**WRITTEN INSTRUCTION**
Can you quote the records below in full, word for word?

**DATASET RECORDS**
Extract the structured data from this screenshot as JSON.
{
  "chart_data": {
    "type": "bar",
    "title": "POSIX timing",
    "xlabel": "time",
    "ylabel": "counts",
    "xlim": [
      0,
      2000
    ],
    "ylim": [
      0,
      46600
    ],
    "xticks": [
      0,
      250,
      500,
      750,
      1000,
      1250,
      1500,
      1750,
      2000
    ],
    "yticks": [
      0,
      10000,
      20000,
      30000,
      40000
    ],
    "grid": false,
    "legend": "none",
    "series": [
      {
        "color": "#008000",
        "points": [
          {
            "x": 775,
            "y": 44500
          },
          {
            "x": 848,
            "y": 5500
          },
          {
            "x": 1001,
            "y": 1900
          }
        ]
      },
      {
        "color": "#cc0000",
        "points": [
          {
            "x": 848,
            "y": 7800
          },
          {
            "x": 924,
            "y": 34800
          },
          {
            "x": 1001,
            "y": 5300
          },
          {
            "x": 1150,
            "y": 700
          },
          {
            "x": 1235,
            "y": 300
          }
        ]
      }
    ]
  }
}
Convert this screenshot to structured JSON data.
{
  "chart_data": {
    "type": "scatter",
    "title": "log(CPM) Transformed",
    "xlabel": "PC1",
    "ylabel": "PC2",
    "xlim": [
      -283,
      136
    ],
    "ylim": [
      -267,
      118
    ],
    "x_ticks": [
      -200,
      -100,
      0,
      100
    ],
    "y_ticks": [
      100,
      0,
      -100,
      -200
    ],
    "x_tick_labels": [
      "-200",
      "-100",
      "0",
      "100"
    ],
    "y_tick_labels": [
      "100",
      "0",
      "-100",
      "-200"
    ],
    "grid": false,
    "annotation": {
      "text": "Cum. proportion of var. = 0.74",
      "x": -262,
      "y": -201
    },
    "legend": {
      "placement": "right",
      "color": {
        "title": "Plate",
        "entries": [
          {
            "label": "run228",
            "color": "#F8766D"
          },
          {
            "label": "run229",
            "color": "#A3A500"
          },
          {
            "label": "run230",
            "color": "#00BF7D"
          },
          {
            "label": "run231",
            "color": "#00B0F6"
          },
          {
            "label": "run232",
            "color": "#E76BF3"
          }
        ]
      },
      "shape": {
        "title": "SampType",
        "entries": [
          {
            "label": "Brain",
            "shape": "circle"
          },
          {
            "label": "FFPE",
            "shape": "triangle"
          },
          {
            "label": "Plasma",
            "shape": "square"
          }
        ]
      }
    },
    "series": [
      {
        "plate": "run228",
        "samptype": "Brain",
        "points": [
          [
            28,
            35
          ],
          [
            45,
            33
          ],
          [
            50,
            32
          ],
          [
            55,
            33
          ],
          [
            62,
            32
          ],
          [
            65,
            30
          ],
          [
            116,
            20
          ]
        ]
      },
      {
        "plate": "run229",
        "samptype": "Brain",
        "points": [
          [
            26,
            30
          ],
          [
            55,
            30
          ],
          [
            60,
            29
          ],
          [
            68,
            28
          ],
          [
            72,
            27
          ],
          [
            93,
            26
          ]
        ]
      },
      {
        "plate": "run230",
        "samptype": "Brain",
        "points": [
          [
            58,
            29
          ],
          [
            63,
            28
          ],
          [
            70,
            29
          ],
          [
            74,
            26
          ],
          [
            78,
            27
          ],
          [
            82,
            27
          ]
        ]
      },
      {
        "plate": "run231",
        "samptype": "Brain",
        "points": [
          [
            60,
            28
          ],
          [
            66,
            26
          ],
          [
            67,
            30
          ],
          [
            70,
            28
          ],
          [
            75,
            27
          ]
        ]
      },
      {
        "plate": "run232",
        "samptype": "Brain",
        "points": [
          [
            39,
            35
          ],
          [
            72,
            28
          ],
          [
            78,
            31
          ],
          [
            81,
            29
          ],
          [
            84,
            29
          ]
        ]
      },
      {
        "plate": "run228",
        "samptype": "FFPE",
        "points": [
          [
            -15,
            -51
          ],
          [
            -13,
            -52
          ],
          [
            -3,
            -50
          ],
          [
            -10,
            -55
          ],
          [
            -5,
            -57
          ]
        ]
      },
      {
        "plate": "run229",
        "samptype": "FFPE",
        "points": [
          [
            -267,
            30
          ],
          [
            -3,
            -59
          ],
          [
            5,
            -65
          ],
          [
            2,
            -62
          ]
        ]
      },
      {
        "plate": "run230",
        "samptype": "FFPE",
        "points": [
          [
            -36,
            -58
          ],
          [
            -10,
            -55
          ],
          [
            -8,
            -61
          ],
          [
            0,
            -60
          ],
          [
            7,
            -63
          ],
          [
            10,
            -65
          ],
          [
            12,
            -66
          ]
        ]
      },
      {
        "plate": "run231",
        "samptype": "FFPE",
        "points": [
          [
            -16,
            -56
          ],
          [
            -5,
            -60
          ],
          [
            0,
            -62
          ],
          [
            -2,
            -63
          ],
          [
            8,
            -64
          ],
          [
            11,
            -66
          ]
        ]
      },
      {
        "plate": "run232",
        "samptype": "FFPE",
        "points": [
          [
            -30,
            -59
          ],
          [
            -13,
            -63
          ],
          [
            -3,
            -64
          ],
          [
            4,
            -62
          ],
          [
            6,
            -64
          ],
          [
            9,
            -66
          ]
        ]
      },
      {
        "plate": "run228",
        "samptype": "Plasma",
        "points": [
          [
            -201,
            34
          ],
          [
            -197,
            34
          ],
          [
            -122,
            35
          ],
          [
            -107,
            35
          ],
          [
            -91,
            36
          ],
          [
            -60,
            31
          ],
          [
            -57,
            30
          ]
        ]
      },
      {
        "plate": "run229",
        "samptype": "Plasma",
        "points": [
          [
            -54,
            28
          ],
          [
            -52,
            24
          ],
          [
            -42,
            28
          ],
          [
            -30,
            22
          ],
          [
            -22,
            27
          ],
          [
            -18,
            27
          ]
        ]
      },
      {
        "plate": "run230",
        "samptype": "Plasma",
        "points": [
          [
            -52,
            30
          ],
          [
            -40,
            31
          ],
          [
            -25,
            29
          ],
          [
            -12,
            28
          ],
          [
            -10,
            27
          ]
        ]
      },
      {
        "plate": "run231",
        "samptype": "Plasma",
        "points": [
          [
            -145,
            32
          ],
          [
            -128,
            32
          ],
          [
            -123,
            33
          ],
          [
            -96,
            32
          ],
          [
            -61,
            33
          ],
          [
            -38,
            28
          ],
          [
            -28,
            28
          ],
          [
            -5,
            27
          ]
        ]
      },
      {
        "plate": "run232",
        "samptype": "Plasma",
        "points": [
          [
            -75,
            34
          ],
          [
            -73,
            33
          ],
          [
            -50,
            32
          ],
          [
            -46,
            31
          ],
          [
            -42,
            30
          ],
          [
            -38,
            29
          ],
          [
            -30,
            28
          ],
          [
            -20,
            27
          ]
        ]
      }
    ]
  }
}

**WRITTEN REPLY**
Extract the structured data from this screenshot as JSON.
{
  "chart_data": {
    "type": "bar",
    "title": "POSIX timing",
    "xlabel": "time",
    "ylabel": "counts",
    "xlim": [
      0,
      2000
    ],
    "ylim": [
      0,
      46600
    ],
    "xticks": [
      0,
      250,
      500,
      750,
      1000,
      1250,
      1500,
      1750,
      2000
    ],
    "yticks": [
      0,
      10000,
      20000,
      30000,
      40000
    ],
    "grid": false,
    "legend": "none",
    "series": [
      {
        "color": "#008000",
        "points": [
          {
            "x": 775,
            "y": 44500
          },
          {
            "x": 848,
            "y": 5500
          },
          {
            "x": 1001,
            "y": 1900
          }
        ]
      },
      {
        "color": "#cc0000",
        "points": [
          {
            "x": 848,
            "y": 7800
          },
          {
            "x": 924,
            "y": 34800
          },
          {
            "x": 1001,
            "y": 5300
          },
          {
            "x": 1150,
            "y": 700
          },
          {
            "x": 1235,
            "y": 300
          }
        ]
      }
    ]
  }
}
Convert this screenshot to structured JSON data.
{
  "chart_data": {
    "type": "scatter",
    "title": "log(CPM) Transformed",
    "xlabel": "PC1",
    "ylabel": "PC2",
    "xlim": [
      -283,
      136
    ],
    "ylim": [
      -267,
      118
    ],
    "x_ticks": [
      -200,
      -100,
      0,
      100
    ],
    "y_ticks": [
      100,
      0,
      -100,
      -200
    ],
    "x_tick_labels": [
      "-200",
      "-100",
      "0",
      "100"
    ],
    "y_tick_labels": [
      "100",
      "0",
      "-100",
      "-200"
    ],
    "grid": false,
    "annotation": {
      "text": "Cum. proportion of var. = 0.74",
      "x": -262,
      "y": -201
    },
    "legend": {
      "placement": "right",
      "color": {
        "title": "Plate",
        "entries": [
          {
            "label": "run228",
            "color": "#F8766D"
          },
          {
            "label": "run229",
            "color": "#A3A500"
          },
          {
            "label": "run230",
            "color": "#00BF7D"
          },
          {
            "label": "run231",
            "color": "#00B0F6"
          },
          {
            "label": "run232",
            "color": "#E76BF3"
          }
        ]
      },
      "shape": {
        "title": "SampType",
        "entries": [
          {
            "label": "Brain",
            "shape": "circle"
          },
          {
            "label": "FFPE",
            "shape": "triangle"
          },
          {
            "label": "Plasma",
            "shape": "square"
          }
        ]
      }
    },
    "series": [
      {
        "plate": "run228",
        "samptype": "Brain",
        "points": [
          [
            28,
            35
          ],
          [
            45,
            33
          ],
          [
            50,
            32
          ],
          [
            55,
            33
          ],
          [
            62,
            32
          ],
          [
            65,
            30
          ],
          [
            116,
            20
          ]
        ]
      },
      {
        "plate": "run229",
        "samptype": "Brain",
        "points": [
          [
            26,
            30
          ],
          [
            55,
            30
          ],
          [
            60,
            29
          ],
          [
            68,
            28
          ],
          [
            72,
            27
          ],
          [
            93,
            26
          ]
        ]
      },
      {
        "plate": "run230",
        "samptype": "Brain",
        "points": [
          [
            58,
            29
          ],
          [
            63,
            28
          ],
          [
            70,
            29
          ],
          [
            74,
            26
          ],
          [
            78,
            27
          ],
          [
            82,
            27
          ]
        ]
      },
      {
        "plate": "run231",
        "samptype": "Brain",
        "points": [
          [
            60,
            28
          ],
          [
            66,
            26
          ],
          [
            67,
            30
          ],
          [
            70,
            28
          ],
          [
            75,
            27
          ]
        ]
      },
      {
        "plate": "run232",
        "samptype": "Brain",
        "points": [
          [
            39,
            35
          ],
          [
            72,
            28
          ],
          [
            78,
            31
          ],
          [
            81,
            29
          ],
          [
            84,
            29
          ]
        ]
      },
      {
        "plate": "run228",
        "samptype": "FFPE",
        "points": [
          [
            -15,
            -51
          ],
          [
            -13,
            -52
          ],
          [
            -3,
            -50
          ],
          [
            -10,
            -55
          ],
          [
            -5,
            -57
          ]
        ]
      },
      {
        "plate": "run229",
        "samptype": "FFPE",
        "points": [
          [
            -267,
            30
          ],
          [
            -3,
            -59
          ],
          [
            5,
            -65
          ],
          [
            2,
            -62
          ]
        ]
      },
      {
        "plate": "run230",
        "samptype": "FFPE",
        "points": [
          [
            -36,
            -58
          ],
          [
            -10,
            -55
          ],
          [
            -8,
            -61
          ],
          [
            0,
            -60
          ],
          [
            7,
            -63
          ],
          [
            10,
            -65
          ],
          [
            12,
            -66
          ]
        ]
      },
      {
        "plate": "run231",
        "samptype": "FFPE",
        "points": [
          [
            -16,
            -56
          ],
          [
            -5,
            -60
          ],
          [
            0,
            -62
          ],
          [
            -2,
            -63
          ],
          [
            8,
            -64
          ],
          [
            11,
            -66
          ]
        ]
      },
      {
        "plate": "run232",
        "samptype": "FFPE",
        "points": [
          [
            -30,
            -59
          ],
          [
            -13,
            -63
          ],
          [
            -3,
            -64
          ],
          [
            4,
            -62
          ],
          [
            6,
            -64
          ],
          [
            9,
            -66
          ]
        ]
      },
      {
        "plate": "run228",
        "samptype": "Plasma",
        "points": [
          [
            -201,
            34
          ],
          [
            -197,
            34
          ],
          [
            -122,
            35
          ],
          [
            -107,
            35
          ],
          [
            -91,
            36
          ],
          [
            -60,
            31
          ],
          [
            -57,
            30
          ]
        ]
      },
      {
        "plate": "run229",
        "samptype": "Plasma",
        "points": [
          [
            -54,
            28
          ],
          [
            -52,
            24
          ],
          [
            -42,
            28
          ],
          [
            -30,
            22
          ],
          [
            -22,
            27
          ],
          [
            -18,
            27
          ]
        ]
      },
      {
        "plate": "run230",
        "samptype": "Plasma",
        "points": [
          [
            -52,
            30
          ],
          [
            -40,
            31
          ],
          [
            -25,
            29
          ],
          [
            -12,
            28
          ],
          [
            -10,
            27
          ]
        ]
      },
      {
        "plate": "run231",
        "samptype": "Plasma",
        "points": [
          [
            -145,
            32
          ],
          [
            -128,
            32
          ],
          [
            -123,
            33
          ],
          [
            -96,
            32
          ],
          [
            -61,
            33
          ],
          [
            -38,
            28
          ],
          [
            -28,
            28
          ],
          [
            -5,
            27
          ]
        ]
      },
      {
        "plate": "run232",
        "samptype": "Plasma",
        "points": [
          [
            -75,
            34
          ],
          [
            -73,
            33
          ],
          [
            -50,
            32
          ],
          [
            -46,
            31
          ],
          [
            -42,
            30
          ],
          [
            -38,
            29
          ],
          [
            -30,
            28
          ],
          [
            -20,
            27
          ]
        ]
      }
    ]
  }
}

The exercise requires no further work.